A run of records:
** BEGIN **
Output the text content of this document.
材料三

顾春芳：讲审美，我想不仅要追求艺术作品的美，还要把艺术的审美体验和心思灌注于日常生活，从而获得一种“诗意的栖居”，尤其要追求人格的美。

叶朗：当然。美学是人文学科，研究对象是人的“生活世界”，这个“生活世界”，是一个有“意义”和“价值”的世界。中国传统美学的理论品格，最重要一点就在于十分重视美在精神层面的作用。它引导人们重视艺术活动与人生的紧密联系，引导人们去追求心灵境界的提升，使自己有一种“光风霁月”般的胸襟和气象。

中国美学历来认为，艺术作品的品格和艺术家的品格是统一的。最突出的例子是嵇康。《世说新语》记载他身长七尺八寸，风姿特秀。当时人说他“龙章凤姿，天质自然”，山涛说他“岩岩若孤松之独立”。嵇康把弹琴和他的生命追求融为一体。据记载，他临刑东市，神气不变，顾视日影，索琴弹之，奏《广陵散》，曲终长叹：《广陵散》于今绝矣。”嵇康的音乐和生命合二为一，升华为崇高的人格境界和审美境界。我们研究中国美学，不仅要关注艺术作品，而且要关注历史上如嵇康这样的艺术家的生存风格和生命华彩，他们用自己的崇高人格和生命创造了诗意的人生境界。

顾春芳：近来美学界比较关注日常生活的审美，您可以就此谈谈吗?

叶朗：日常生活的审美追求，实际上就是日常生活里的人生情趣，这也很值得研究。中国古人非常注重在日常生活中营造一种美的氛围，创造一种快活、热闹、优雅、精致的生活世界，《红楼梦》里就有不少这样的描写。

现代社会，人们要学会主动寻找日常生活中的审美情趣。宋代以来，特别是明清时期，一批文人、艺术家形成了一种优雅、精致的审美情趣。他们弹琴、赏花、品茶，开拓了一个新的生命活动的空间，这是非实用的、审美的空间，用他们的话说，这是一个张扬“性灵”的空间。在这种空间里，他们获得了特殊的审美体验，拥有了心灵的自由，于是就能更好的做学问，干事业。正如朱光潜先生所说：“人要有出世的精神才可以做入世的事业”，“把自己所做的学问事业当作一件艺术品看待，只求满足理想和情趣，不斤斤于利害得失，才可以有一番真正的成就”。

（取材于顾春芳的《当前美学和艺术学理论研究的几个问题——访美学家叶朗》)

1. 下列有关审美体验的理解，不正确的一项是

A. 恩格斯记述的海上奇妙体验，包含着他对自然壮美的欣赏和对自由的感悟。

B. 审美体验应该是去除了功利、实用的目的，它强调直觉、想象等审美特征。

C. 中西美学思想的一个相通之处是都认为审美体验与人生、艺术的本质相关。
** END **
## Given exercise
Write out all the records above again, exactly as they stand.

## Solution
Output the text content of this document.
材料三

顾春芳：讲审美，我想不仅要追求艺术作品的美，还要把艺术的审美体验和心思灌注于日常生活，从而获得一种“诗意的栖居”，尤其要追求人格的美。

叶朗：当然。美学是人文学科，研究对象是人的“生活世界”，这个“生活世界”，是一个有“意义”和“价值”的世界。中国传统美学的理论品格，最重要一点就在于十分重视美在精神层面的作用。它引导人们重视艺术活动与人生的紧密联系，引导人们去追求心灵境界的提升，使自己有一种“光风霁月”般的胸襟和气象。

中国美学历来认为，艺术作品的品格和艺术家的品格是统一的。最突出的例子是嵇康。《世说新语》记载他身长七尺八寸，风姿特秀。当时人说他“龙章凤姿，天质自然”，山涛说他“岩岩若孤松之独立”。嵇康把弹琴和他的生命追求融为一体。据记载，他临刑东市，神气不变，顾视日影，索琴弹之，奏《广陵散》，曲终长叹：《广陵散》于今绝矣。”嵇康的音乐和生命合二为一，升华为崇高的人格境界和审美境界。我们研究中国美学，不仅要关注艺术作品，而且要关注历史上如嵇康这样的艺术家的生存风格和生命华彩，他们用自己的崇高人格和生命创造了诗意的人生境界。

顾春芳：近来美学界比较关注日常生活的审美，您可以就此谈谈吗?

叶朗：日常生活的审美追求，实际上就是日常生活里的人生情趣，这也很值得研究。中国古人非常注重在日常生活中营造一种美的氛围，创造一种快活、热闹、优雅、精致的生活世界，《红楼梦》里就有不少这样的描写。

现代社会，人们要学会主动寻找日常生活中的审美情趣。宋代以来，特别是明清时期，一批文人、艺术家形成了一种优雅、精致的审美情趣。他们弹琴、赏花、品茶，开拓了一个新的生命活动的空间，这是非实用的、审美的空间，用他们的话说，这是一个张扬“性灵”的空间。在这种空间里，他们获得了特殊的审美体验，拥有了心灵的自由，于是就能更好的做学问，干事业。正如朱光潜先生所说：“人要有出世的精神才可以做入世的事业”，“把自己所做的学问事业当作一件艺术品看待，只求满足理想和情趣，不斤斤于利害得失，才可以有一番真正的成就”。

（取材于顾春芳的《当前美学和艺术学理论研究的几个问题——访美学家叶朗》)

1. 下列有关审美体验的理解，不正确的一项是

A. 恩格斯记述的海上奇妙体验，包含着他对自然壮美的欣赏和对自由的感悟。

B. 审美体验应该是去除了功利、实用的目的，它强调直觉、想象等审美特征。

C. 中西美学思想的一个相通之处是都认为审美体验与人生、艺术的本质相关。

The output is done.